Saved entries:
-*-

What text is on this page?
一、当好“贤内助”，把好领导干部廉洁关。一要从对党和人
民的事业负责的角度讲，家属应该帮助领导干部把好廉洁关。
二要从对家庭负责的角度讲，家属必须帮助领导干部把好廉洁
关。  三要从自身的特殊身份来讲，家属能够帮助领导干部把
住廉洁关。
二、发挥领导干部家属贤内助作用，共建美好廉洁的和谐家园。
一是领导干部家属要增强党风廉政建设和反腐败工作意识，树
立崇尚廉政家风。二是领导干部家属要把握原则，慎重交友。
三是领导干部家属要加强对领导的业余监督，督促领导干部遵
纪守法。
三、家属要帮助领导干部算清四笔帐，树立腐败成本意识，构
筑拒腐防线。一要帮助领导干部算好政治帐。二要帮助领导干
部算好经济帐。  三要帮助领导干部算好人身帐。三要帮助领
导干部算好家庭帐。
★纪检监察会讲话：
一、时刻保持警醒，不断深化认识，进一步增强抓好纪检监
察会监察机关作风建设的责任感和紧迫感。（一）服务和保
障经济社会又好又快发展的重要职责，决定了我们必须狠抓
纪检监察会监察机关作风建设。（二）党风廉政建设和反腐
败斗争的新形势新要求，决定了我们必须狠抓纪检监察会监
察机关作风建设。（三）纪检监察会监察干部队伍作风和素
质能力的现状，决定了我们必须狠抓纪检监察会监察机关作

-*-

◆ What this task involves
Repeat the listing in full, keeping every line exactly as it is.

◆ The reply
What text is on this page?
一、当好“贤内助”，把好领导干部廉洁关。一要从对党和人
民的事业负责的角度讲，家属应该帮助领导干部把好廉洁关。
二要从对家庭负责的角度讲，家属必须帮助领导干部把好廉洁
关。  三要从自身的特殊身份来讲，家属能够帮助领导干部把
住廉洁关。
二、发挥领导干部家属贤内助作用，共建美好廉洁的和谐家园。
一是领导干部家属要增强党风廉政建设和反腐败工作意识，树
立崇尚廉政家风。二是领导干部家属要把握原则，慎重交友。
三是领导干部家属要加强对领导的业余监督，督促领导干部遵
纪守法。
三、家属要帮助领导干部算清四笔帐，树立腐败成本意识，构
筑拒腐防线。一要帮助领导干部算好政治帐。二要帮助领导干
部算好经济帐。  三要帮助领导干部算好人身帐。三要帮助领
导干部算好家庭帐。
★纪检监察会讲话：
一、时刻保持警醒，不断深化认识，进一步增强抓好纪检监
察会监察机关作风建设的责任感和紧迫感。（一）服务和保
障经济社会又好又快发展的重要职责，决定了我们必须狠抓
纪检监察会监察机关作风建设。（二）党风廉政建设和反腐
败斗争的新形势新要求，决定了我们必须狠抓纪检监察会监
察机关作风建设。（三）纪检监察会监察干部队伍作风和素
质能力的现状，决定了我们必须狠抓纪检监察会监察机关作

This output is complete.